Task directions »
Reproduce every record below exactly as it appears.

==*==

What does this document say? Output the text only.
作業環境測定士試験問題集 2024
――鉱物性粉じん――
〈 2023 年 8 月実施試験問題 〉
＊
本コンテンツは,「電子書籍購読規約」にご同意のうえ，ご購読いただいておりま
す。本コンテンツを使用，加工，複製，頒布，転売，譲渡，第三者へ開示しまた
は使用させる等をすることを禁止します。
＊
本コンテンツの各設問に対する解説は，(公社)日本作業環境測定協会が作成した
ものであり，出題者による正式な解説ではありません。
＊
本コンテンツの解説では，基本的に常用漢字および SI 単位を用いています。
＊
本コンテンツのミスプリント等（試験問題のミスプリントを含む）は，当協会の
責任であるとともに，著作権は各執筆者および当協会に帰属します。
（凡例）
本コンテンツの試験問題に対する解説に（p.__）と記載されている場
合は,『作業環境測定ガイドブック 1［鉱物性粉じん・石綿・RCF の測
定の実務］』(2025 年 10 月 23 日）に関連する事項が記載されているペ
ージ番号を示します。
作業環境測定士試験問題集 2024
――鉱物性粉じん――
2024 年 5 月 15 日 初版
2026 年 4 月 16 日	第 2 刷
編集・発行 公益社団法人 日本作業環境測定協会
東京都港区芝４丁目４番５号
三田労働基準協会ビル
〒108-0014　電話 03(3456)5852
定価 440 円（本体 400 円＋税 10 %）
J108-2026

==*==

Written response »
What does this document say? Output the text only.
作業環境測定士試験問題集 2024
――鉱物性粉じん――
〈 2023 年 8 月実施試験問題 〉
＊
本コンテンツは,「電子書籍購読規約」にご同意のうえ，ご購読いただいておりま
す。本コンテンツを使用，加工，複製，頒布，転売，譲渡，第三者へ開示しまた
は使用させる等をすることを禁止します。
＊
本コンテンツの各設問に対する解説は，(公社)日本作業環境測定協会が作成した
ものであり，出題者による正式な解説ではありません。
＊
本コンテンツの解説では，基本的に常用漢字および SI 単位を用いています。
＊
本コンテンツのミスプリント等（試験問題のミスプリントを含む）は，当協会の
責任であるとともに，著作権は各執筆者および当協会に帰属します。
（凡例）
本コンテンツの試験問題に対する解説に（p.__）と記載されている場
合は,『作業環境測定ガイドブック 1［鉱物性粉じん・石綿・RCF の測
定の実務］』(2025 年 10 月 23 日）に関連する事項が記載されているペ
ージ番号を示します。
作業環境測定士試験問題集 2024
――鉱物性粉じん――
2024 年 5 月 15 日 初版
2026 年 4 月 16 日	第 2 刷
編集・発行 公益社団法人 日本作業環境測定協会
東京都港区芝４丁目４番５号
三田労働基準協会ビル
〒108-0014　電話 03(3456)5852
定価 440 円（本体 400 円＋税 10 %）
J108-2026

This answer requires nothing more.